> Stored data:
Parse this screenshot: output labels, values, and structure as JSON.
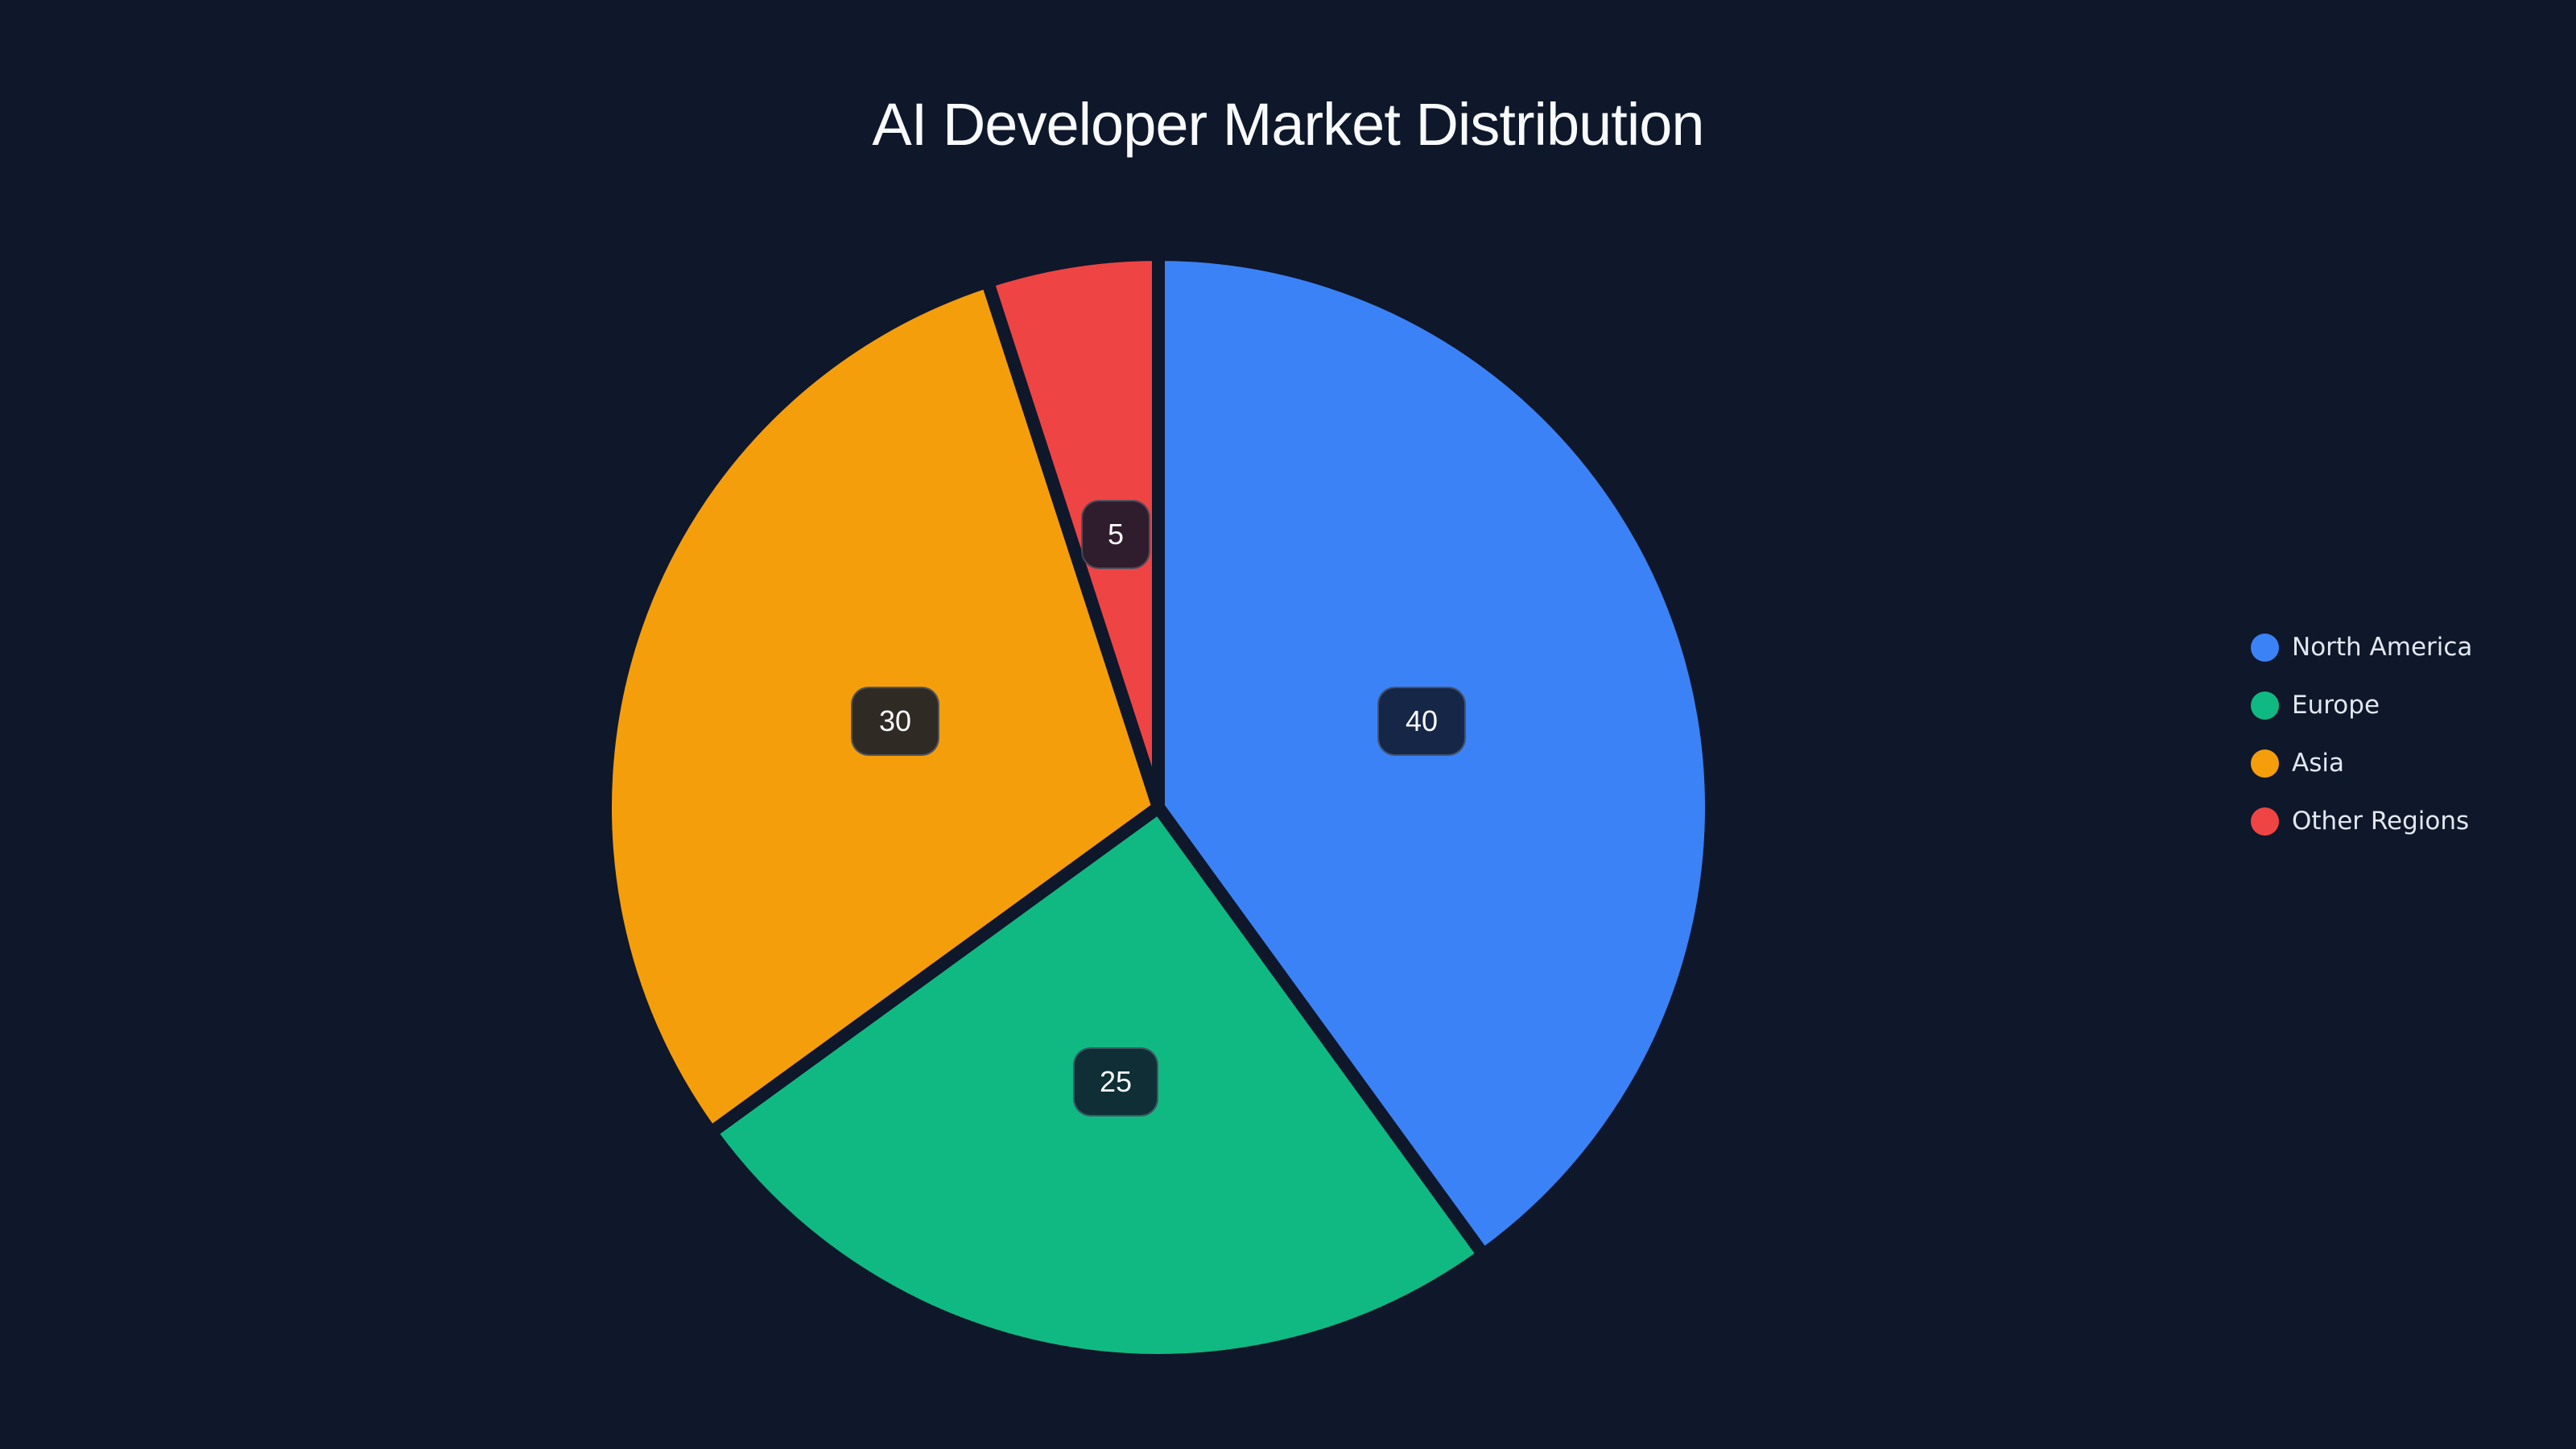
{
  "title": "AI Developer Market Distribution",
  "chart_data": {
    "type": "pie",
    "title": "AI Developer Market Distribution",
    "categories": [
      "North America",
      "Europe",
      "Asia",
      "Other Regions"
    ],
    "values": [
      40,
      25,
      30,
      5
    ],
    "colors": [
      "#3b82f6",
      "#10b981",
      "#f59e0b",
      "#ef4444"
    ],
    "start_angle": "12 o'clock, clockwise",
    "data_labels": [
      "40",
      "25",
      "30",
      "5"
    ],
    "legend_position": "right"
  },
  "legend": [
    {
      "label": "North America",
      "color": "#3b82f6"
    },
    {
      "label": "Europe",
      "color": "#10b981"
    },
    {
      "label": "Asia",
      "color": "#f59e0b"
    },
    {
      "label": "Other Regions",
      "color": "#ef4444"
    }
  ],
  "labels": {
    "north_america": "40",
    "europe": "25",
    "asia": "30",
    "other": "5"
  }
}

* * *

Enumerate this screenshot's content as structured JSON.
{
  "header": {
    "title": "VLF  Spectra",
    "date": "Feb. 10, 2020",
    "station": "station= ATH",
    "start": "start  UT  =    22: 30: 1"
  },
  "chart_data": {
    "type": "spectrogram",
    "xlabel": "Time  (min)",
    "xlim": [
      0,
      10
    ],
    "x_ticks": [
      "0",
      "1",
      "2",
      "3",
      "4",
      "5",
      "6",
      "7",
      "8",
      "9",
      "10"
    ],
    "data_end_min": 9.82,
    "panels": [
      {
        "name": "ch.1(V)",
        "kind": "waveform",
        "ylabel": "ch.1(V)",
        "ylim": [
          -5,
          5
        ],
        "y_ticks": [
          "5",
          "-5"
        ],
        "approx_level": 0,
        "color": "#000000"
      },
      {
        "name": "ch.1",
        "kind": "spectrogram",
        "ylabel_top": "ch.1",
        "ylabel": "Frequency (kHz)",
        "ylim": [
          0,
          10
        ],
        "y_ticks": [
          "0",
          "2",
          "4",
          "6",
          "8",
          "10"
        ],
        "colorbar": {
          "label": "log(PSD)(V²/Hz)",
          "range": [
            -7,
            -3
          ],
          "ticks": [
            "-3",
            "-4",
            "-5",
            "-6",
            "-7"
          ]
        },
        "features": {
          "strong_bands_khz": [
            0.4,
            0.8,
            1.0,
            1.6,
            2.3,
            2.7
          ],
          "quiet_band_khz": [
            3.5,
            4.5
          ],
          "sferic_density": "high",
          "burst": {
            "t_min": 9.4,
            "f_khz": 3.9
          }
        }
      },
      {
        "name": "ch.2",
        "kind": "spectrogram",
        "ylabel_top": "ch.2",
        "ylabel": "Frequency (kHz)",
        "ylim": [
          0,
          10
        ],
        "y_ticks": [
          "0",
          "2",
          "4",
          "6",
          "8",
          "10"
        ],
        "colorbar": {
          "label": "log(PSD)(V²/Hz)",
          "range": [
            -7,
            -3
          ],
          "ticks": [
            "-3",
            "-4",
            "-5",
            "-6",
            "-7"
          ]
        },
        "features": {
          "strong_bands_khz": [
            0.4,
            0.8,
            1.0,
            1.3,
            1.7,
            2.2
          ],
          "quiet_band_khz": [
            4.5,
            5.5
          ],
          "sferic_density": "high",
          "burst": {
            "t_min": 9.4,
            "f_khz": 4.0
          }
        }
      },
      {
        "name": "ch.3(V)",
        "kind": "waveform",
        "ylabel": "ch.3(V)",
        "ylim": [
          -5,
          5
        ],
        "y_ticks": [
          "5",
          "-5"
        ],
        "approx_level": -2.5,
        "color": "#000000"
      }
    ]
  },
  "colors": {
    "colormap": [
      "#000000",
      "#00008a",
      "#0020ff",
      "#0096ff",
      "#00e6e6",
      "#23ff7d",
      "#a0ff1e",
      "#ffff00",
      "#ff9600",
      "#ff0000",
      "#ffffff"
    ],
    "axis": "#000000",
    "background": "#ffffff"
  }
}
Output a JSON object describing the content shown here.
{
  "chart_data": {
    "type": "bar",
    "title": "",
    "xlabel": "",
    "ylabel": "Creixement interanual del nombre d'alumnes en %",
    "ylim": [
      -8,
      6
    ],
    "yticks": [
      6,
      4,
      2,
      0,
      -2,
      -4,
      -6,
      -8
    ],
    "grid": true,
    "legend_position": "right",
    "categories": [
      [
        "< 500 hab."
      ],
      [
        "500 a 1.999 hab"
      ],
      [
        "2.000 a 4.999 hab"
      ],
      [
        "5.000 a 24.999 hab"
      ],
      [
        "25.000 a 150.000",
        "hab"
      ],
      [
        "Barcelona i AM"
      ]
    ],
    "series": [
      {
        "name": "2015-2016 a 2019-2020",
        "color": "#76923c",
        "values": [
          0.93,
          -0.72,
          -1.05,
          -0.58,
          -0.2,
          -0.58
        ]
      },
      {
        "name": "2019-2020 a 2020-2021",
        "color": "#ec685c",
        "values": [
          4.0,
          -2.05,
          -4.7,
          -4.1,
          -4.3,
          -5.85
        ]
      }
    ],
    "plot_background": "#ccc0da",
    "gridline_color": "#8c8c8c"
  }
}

> Directions for this task: Gather up the lines that contain the word "content".

> Final result:
Enumerate this screenshot's content as structured JSON.
Output a JSON object describing the content shown here.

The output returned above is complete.